>> begin Provided material

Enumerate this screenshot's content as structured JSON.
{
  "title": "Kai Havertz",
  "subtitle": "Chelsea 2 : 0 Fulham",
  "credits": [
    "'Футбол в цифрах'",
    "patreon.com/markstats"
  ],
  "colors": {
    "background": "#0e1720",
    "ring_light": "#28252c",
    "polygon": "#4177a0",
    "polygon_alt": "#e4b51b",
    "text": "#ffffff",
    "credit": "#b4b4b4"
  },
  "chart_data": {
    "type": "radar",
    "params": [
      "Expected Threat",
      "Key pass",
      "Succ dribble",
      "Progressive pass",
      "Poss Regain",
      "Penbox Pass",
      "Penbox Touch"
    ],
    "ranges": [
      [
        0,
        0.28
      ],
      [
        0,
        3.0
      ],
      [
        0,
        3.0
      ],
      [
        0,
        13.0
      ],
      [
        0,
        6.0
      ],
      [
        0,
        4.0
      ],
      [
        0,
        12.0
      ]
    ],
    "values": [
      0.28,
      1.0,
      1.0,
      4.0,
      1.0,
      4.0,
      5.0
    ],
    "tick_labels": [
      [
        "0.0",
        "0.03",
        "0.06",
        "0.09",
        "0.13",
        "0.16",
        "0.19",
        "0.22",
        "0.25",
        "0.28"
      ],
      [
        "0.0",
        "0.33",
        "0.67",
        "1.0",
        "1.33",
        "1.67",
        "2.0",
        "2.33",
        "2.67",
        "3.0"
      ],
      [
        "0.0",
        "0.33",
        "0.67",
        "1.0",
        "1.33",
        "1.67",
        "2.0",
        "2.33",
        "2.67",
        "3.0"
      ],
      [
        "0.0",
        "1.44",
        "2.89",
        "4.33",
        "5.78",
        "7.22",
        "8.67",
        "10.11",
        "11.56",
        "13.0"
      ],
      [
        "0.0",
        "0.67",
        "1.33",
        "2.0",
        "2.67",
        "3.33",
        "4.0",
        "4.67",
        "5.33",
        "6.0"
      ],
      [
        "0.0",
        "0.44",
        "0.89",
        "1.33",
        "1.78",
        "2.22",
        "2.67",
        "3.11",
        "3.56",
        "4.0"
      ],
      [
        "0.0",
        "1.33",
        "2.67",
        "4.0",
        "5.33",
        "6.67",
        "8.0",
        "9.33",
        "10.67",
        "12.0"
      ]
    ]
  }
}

>> end Provided material

Task objective :: Please output the entire listing exactly as it stands.

Solution to this exercise ::
Enumerate this screenshot's content as structured JSON.
{
  "title": "Kai Havertz",
  "subtitle": "Chelsea 2 : 0 Fulham",
  "credits": [
    "'Футбол в цифрах'",
    "patreon.com/markstats"
  ],
  "colors": {
    "background": "#0e1720",
    "ring_light": "#28252c",
    "polygon": "#4177a0",
    "polygon_alt": "#e4b51b",
    "text": "#ffffff",
    "credit": "#b4b4b4"
  },
  "chart_data": {
    "type": "radar",
    "params": [
      "Expected Threat",
      "Key pass",
      "Succ dribble",
      "Progressive pass",
      "Poss Regain",
      "Penbox Pass",
      "Penbox Touch"
    ],
    "ranges": [
      [
        0,
        0.28
      ],
      [
        0,
        3.0
      ],
      [
        0,
        3.0
      ],
      [
        0,
        13.0
      ],
      [
        0,
        6.0
      ],
      [
        0,
        4.0
      ],
      [
        0,
        12.0
      ]
    ],
    "values": [
      0.28,
      1.0,
      1.0,
      4.0,
      1.0,
      4.0,
      5.0
    ],
    "tick_labels": [
      [
        "0.0",
        "0.03",
        "0.06",
        "0.09",
        "0.13",
        "0.16",
        "0.19",
        "0.22",
        "0.25",
        "0.28"
      ],
      [
        "0.0",
        "0.33",
        "0.67",
        "1.0",
        "1.33",
        "1.67",
        "2.0",
        "2.33",
        "2.67",
        "3.0"
      ],
      [
        "0.0",
        "0.33",
        "0.67",
        "1.0",
        "1.33",
        "1.67",
        "2.0",
        "2.33",
        "2.67",
        "3.0"
      ],
      [
        "0.0",
        "1.44",
        "2.89",
        "4.33",
        "5.78",
        "7.22",
        "8.67",
        "10.11",
        "11.56",
        "13.0"
      ],
      [
        "0.0",
        "0.67",
        "1.33",
        "2.0",
        "2.67",
        "3.33",
        "4.0",
        "4.67",
        "5.33",
        "6.0"
      ],
      [
        "0.0",
        "0.44",
        "0.89",
        "1.33",
        "1.78",
        "2.22",
        "2.67",
        "3.11",
        "3.56",
        "4.0"
      ],
      [
        "0.0",
        "1.33",
        "2.67",
        "4.0",
        "5.33",
        "6.67",
        "8.0",
        "9.33",
        "10.67",
        "12.0"
      ]
    ]
  }
}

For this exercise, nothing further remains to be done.